=== INPUT ROWS ===

☆ ☆ ☆

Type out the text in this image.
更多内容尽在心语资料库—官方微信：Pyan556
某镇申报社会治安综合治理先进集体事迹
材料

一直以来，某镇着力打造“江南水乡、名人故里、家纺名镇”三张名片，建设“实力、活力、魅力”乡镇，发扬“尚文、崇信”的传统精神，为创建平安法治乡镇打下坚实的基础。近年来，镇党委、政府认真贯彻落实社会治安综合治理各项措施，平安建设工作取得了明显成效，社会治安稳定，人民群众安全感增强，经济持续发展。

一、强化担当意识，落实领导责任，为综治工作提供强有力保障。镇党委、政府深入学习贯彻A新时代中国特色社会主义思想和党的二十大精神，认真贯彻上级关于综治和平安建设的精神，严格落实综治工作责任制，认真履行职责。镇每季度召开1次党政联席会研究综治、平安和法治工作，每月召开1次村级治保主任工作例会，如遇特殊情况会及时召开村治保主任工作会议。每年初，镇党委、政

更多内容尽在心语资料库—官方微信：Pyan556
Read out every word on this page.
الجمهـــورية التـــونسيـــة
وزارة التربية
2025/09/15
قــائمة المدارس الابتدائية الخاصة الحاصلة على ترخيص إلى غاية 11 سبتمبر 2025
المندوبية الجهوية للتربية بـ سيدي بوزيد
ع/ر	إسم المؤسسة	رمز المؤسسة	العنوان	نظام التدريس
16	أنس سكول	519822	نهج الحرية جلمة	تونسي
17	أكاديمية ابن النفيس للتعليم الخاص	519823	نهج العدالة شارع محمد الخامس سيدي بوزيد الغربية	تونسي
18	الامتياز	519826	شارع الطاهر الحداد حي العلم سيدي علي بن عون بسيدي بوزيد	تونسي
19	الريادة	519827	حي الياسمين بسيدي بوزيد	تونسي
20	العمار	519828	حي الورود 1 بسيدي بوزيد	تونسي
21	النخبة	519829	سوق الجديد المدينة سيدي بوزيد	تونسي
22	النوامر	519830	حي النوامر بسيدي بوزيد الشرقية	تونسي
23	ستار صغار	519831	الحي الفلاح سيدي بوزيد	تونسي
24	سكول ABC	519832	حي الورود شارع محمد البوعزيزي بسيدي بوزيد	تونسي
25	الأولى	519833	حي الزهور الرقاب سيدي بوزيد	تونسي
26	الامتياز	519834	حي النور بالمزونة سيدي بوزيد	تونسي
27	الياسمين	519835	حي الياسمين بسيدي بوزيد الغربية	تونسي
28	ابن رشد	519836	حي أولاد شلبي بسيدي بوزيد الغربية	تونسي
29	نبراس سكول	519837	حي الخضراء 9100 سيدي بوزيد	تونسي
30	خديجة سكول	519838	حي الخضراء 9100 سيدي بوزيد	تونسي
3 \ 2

☆ ☆ ☆

=== WHAT THE EXERCISE ASKS ===
Transcribe the records above exactly as they appear.

=== CORRECT ANSWER ===
Type out the text in this image.
更多内容尽在心语资料库—官方微信：Pyan556
某镇申报社会治安综合治理先进集体事迹
材料

一直以来，某镇着力打造“江南水乡、名人故里、家纺名镇”三张名片，建设“实力、活力、魅力”乡镇，发扬“尚文、崇信”的传统精神，为创建平安法治乡镇打下坚实的基础。近年来，镇党委、政府认真贯彻落实社会治安综合治理各项措施，平安建设工作取得了明显成效，社会治安稳定，人民群众安全感增强，经济持续发展。

一、强化担当意识，落实领导责任，为综治工作提供强有力保障。镇党委、政府深入学习贯彻A新时代中国特色社会主义思想和党的二十大精神，认真贯彻上级关于综治和平安建设的精神，严格落实综治工作责任制，认真履行职责。镇每季度召开1次党政联席会研究综治、平安和法治工作，每月召开1次村级治保主任工作例会，如遇特殊情况会及时召开村治保主任工作会议。每年初，镇党委、政

更多内容尽在心语资料库—官方微信：Pyan556
Read out every word on this page.
الجمهـــورية التـــونسيـــة
وزارة التربية
2025/09/15
قــائمة المدارس الابتدائية الخاصة الحاصلة على ترخيص إلى غاية 11 سبتمبر 2025
المندوبية الجهوية للتربية بـ سيدي بوزيد
ع/ر	إسم المؤسسة	رمز المؤسسة	العنوان	نظام التدريس
16	أنس سكول	519822	نهج الحرية جلمة	تونسي
17	أكاديمية ابن النفيس للتعليم الخاص	519823	نهج العدالة شارع محمد الخامس سيدي بوزيد الغربية	تونسي
18	الامتياز	519826	شارع الطاهر الحداد حي العلم سيدي علي بن عون بسيدي بوزيد	تونسي
19	الريادة	519827	حي الياسمين بسيدي بوزيد	تونسي
20	العمار	519828	حي الورود 1 بسيدي بوزيد	تونسي
21	النخبة	519829	سوق الجديد المدينة سيدي بوزيد	تونسي
22	النوامر	519830	حي النوامر بسيدي بوزيد الشرقية	تونسي
23	ستار صغار	519831	الحي الفلاح سيدي بوزيد	تونسي
24	سكول ABC	519832	حي الورود شارع محمد البوعزيزي بسيدي بوزيد	تونسي
25	الأولى	519833	حي الزهور الرقاب سيدي بوزيد	تونسي
26	الامتياز	519834	حي النور بالمزونة سيدي بوزيد	تونسي
27	الياسمين	519835	حي الياسمين بسيدي بوزيد الغربية	تونسي
28	ابن رشد	519836	حي أولاد شلبي بسيدي بوزيد الغربية	تونسي
29	نبراس سكول	519837	حي الخضراء 9100 سيدي بوزيد	تونسي
30	خديجة سكول	519838	حي الخضراء 9100 سيدي بوزيد	تونسي
3 \ 2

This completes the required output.